◆ Work to complete
Omit every picture and output the rest of the records exactly as they are.

************

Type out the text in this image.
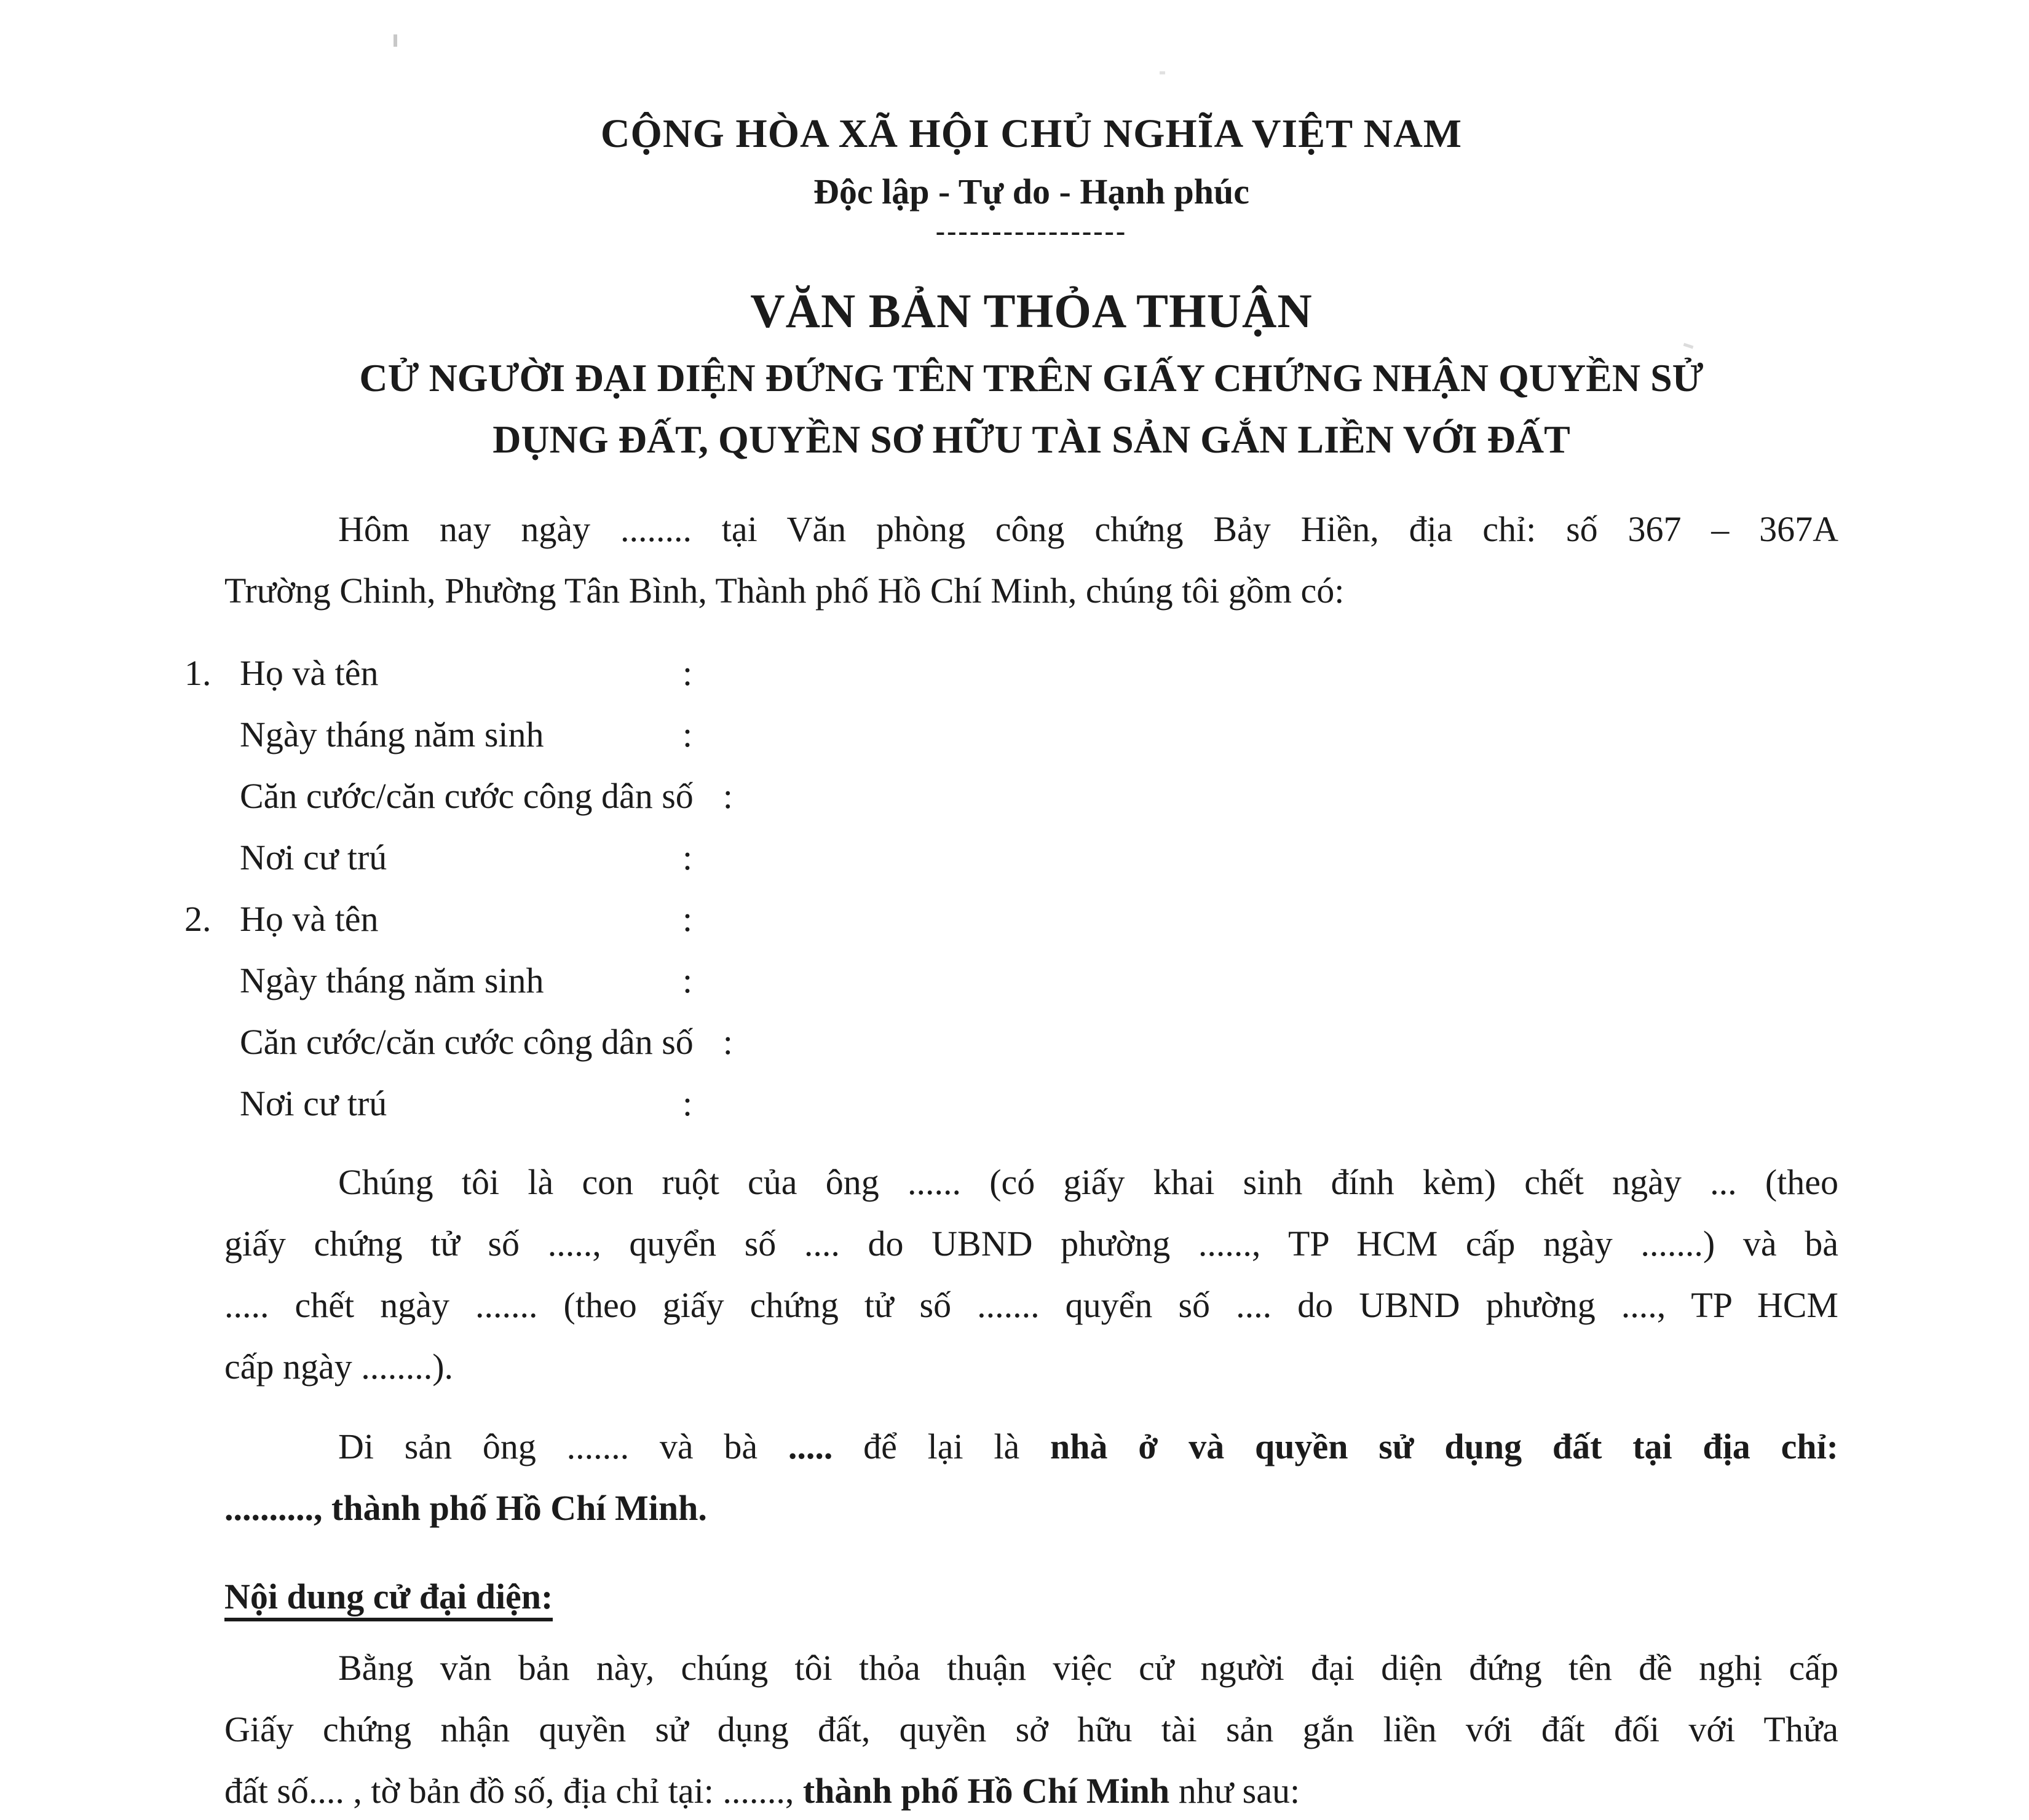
CỘNG HÒA XÃ HỘI CHỦ NGHĨA VIỆT NAM
Độc lập - Tự do - Hạnh phúc
-----------------
VĂN BẢN THỎA THUẬN
CỬ NGƯỜI ĐẠI DIỆN ĐỨNG TÊN TRÊN GIẤY CHỨNG NHẬN QUYỀN SỬ
DỤNG ĐẤT, QUYỀN SƠ HỮU TÀI SẢN GẮN LIỀN VỚI ĐẤT
Hôm nay ngày ........ tại Văn phòng công chứng Bảy Hiền, địa chỉ: số 367 – 367A
Trường Chinh, Phường Tân Bình, Thành phố Hồ Chí Minh, chúng tôi gồm có:
1. Họ và tên	:
Ngày tháng năm sinh	:
Căn cước/căn cước công dân số :
Nơi cư trú	:
2. Họ và tên	:
Ngày tháng năm sinh	:
Căn cước/căn cước công dân số :
Nơi cư trú	:
Chúng tôi là con ruột của ông ...... (có giấy khai sinh đính kèm) chết ngày ... (theo
giấy chứng tử số ....., quyển số .... do UBND phường ......, TP HCM cấp ngày .......) và bà
..... chết ngày ....... (theo giấy chứng tử số ....... quyển số .... do UBND phường ...., TP HCM
cấp ngày ........).
Di sản ông ....... và bà ..... để lại là nhà ở và quyền sử dụng đất tại địa chỉ:
.........., thành phố Hồ Chí Minh.
Nội dung cử đại diện:
Bằng văn bản này, chúng tôi thỏa thuận việc cử người đại diện đứng tên đề nghị cấp
Giấy chứng nhận quyền sử dụng đất, quyền sở hữu tài sản gắn liền với đất đối với Thửa
đất số.... , tờ bản đồ số, địa chỉ tại: ......., thành phố Hồ Chí Minh như sau:
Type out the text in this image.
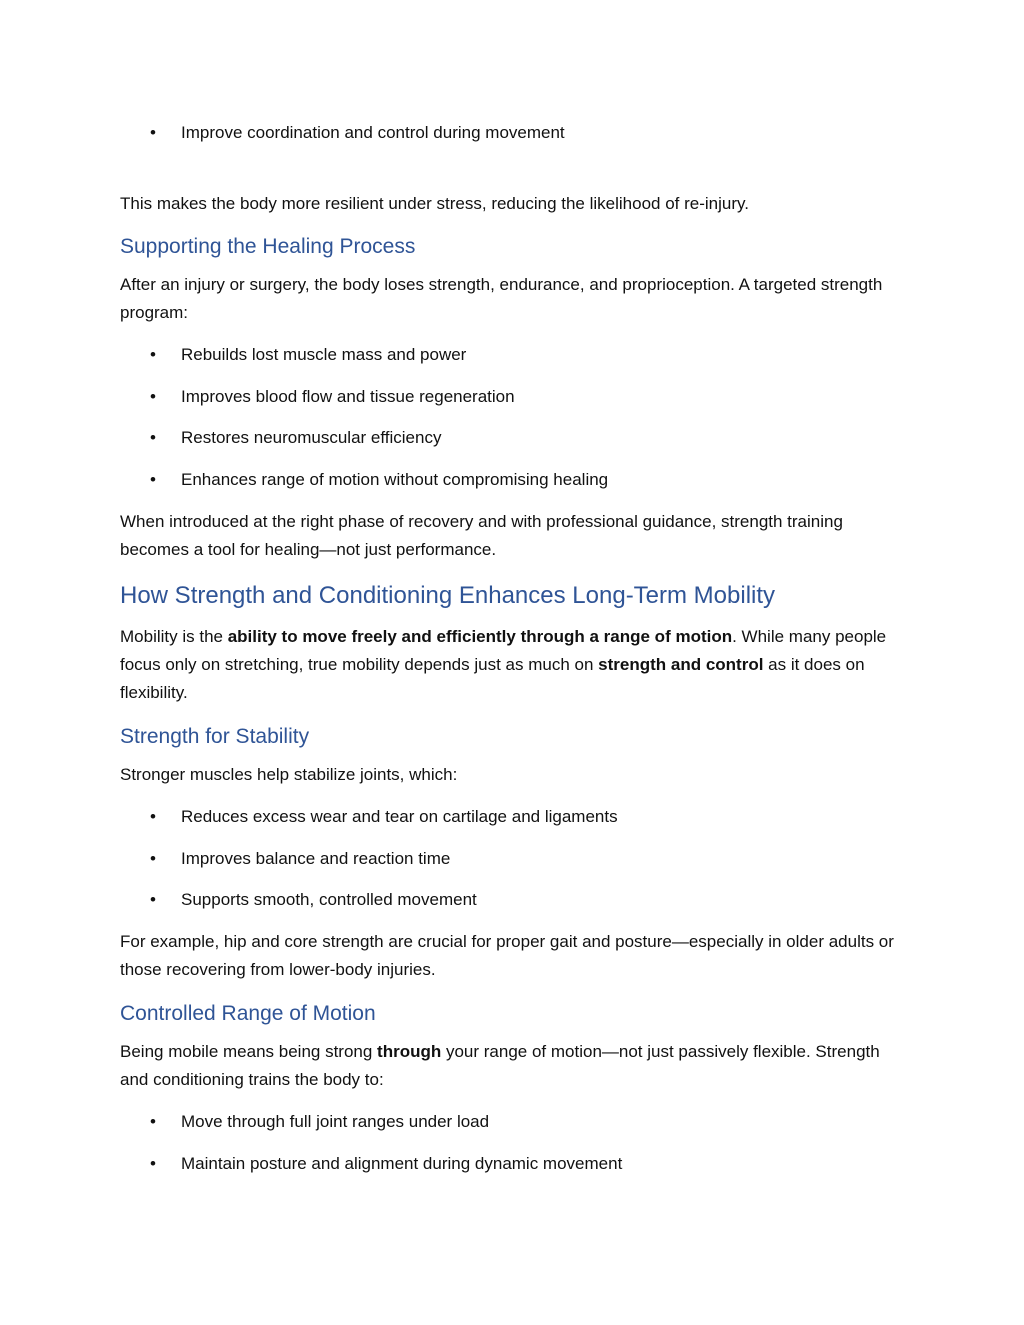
•	Improve coordination and control during movement

This makes the body more resilient under stress, reducing the likelihood of re-injury.

Supporting the Healing Process

After an injury or surgery, the body loses strength, endurance, and proprioception. A targeted strength program:

•	Rebuilds lost muscle mass and power
•	Improves blood flow and tissue regeneration
•	Restores neuromuscular efficiency
•	Enhances range of motion without compromising healing

When introduced at the right phase of recovery and with professional guidance, strength training becomes a tool for healing—not just performance.

How Strength and Conditioning Enhances Long-Term Mobility

Mobility is the ability to move freely and efficiently through a range of motion. While many people focus only on stretching, true mobility depends just as much on strength and control as it does on flexibility.

Strength for Stability

Stronger muscles help stabilize joints, which:

•	Reduces excess wear and tear on cartilage and ligaments
•	Improves balance and reaction time
•	Supports smooth, controlled movement

For example, hip and core strength are crucial for proper gait and posture—especially in older adults or those recovering from lower-body injuries.

Controlled Range of Motion

Being mobile means being strong through your range of motion—not just passively flexible. Strength and conditioning trains the body to:

•	Move through full joint ranges under load
•	Maintain posture and alignment during dynamic movement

************

◆ Exercise result
Type out the text in this image.
CỘNG HÒA XÃ HỘI CHỦ NGHĨA VIỆT NAM
Độc lập - Tự do - Hạnh phúc
-----------------
VĂN BẢN THỎA THUẬN
CỬ NGƯỜI ĐẠI DIỆN ĐỨNG TÊN TRÊN GIẤY CHỨNG NHẬN QUYỀN SỬ
DỤNG ĐẤT, QUYỀN SƠ HỮU TÀI SẢN GẮN LIỀN VỚI ĐẤT
Hôm nay ngày ........ tại Văn phòng công chứng Bảy Hiền, địa chỉ: số 367 – 367A
Trường Chinh, Phường Tân Bình, Thành phố Hồ Chí Minh, chúng tôi gồm có:
1. Họ và tên	:
Ngày tháng năm sinh	:
Căn cước/căn cước công dân số :
Nơi cư trú	:
2. Họ và tên	:
Ngày tháng năm sinh	:
Căn cước/căn cước công dân số :
Nơi cư trú	:
Chúng tôi là con ruột của ông ...... (có giấy khai sinh đính kèm) chết ngày ... (theo
giấy chứng tử số ....., quyển số .... do UBND phường ......, TP HCM cấp ngày .......) và bà
..... chết ngày ....... (theo giấy chứng tử số ....... quyển số .... do UBND phường ...., TP HCM
cấp ngày ........).
Di sản ông ....... và bà ..... để lại là nhà ở và quyền sử dụng đất tại địa chỉ:
.........., thành phố Hồ Chí Minh.
Nội dung cử đại diện:
Bằng văn bản này, chúng tôi thỏa thuận việc cử người đại diện đứng tên đề nghị cấp
Giấy chứng nhận quyền sử dụng đất, quyền sở hữu tài sản gắn liền với đất đối với Thửa
đất số.... , tờ bản đồ số, địa chỉ tại: ......., thành phố Hồ Chí Minh như sau:
Type out the text in this image.
•	Improve coordination and control during movement

This makes the body more resilient under stress, reducing the likelihood of re-injury.

Supporting the Healing Process

After an injury or surgery, the body loses strength, endurance, and proprioception. A targeted strength program:

•	Rebuilds lost muscle mass and power
•	Improves blood flow and tissue regeneration
•	Restores neuromuscular efficiency
•	Enhances range of motion without compromising healing

When introduced at the right phase of recovery and with professional guidance, strength training becomes a tool for healing—not just performance.

How Strength and Conditioning Enhances Long-Term Mobility

Mobility is the ability to move freely and efficiently through a range of motion. While many people focus only on stretching, true mobility depends just as much on strength and control as it does on flexibility.

Strength for Stability

Stronger muscles help stabilize joints, which:

•	Reduces excess wear and tear on cartilage and ligaments
•	Improves balance and reaction time
•	Supports smooth, controlled movement

For example, hip and core strength are crucial for proper gait and posture—especially in older adults or those recovering from lower-body injuries.

Controlled Range of Motion

Being mobile means being strong through your range of motion—not just passively flexible. Strength and conditioning trains the body to:

•	Move through full joint ranges under load
•	Maintain posture and alignment during dynamic movement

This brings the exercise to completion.